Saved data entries
◇ ◇ ◇

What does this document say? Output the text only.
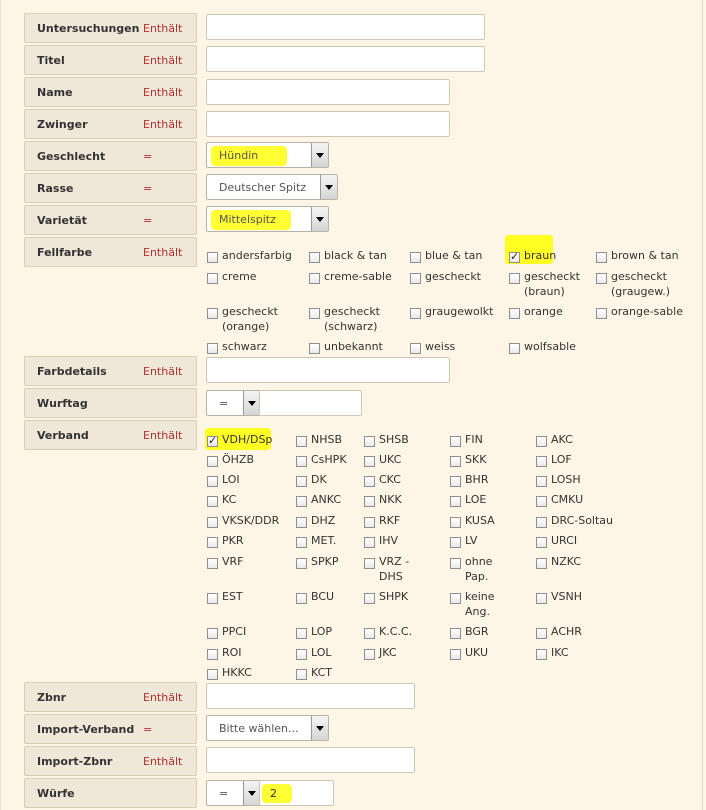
Untersuchungen Enthält
Titel	Enthält
Name	Enthält
Zwinger	Enthält
Geschlecht	=
Rasse	=
Varietät	=
Fellfarbe	Enthält
Farbdetails	Enthält
Wurftag
Verband	Enthält
Zbnr	Enthält
Import-Verband =
Import-Zbnr	Enthält
Würfe
Hündin
Deutscher Spitz
Mittelspitz
=
Bitte wählen...
=	2
andersfarbig	black & tan	blue & tan
✓	braun	brown & tan
creme	creme-sable	gescheckt	gescheckt (braun)
gescheckt (graugew.)
gescheckt (orange)
gescheckt (schwarz)
graugewolkt	orange	orange-sable
schwarz	unbekannt	weiss	wolfsable
✓
VDH/DSp	NHSB	SHSB	FIN	AKC
ÖHZB	CsHPK	UKC	SKK	LOF
LOI	DK	CKC	BHR	LOSH
KC	ANKC	NKK	LOE	CMKU
VKSK/DDR	DHZ	RKF	KUSA	DRC-Soltau
PKR	MET.	IHV	LV	URCI
VRF	SPKP	VRZ - DHS
ohne Pap.
NZKC
EST	BCU	SHPK	keine Ang.
VSNH
PPCI	LOP	K.C.C.	BGR	ACHR
ROI	LOL	JKC	UKU	IKC
HKKC	KCT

◇ ◇ ◇

• CHALLENGE: Return every line holding the word "schwarz" from the records.

• TASK SOLUTION:
gescheckt (schwarz)
schwarz	unbekannt	weiss	wolfsable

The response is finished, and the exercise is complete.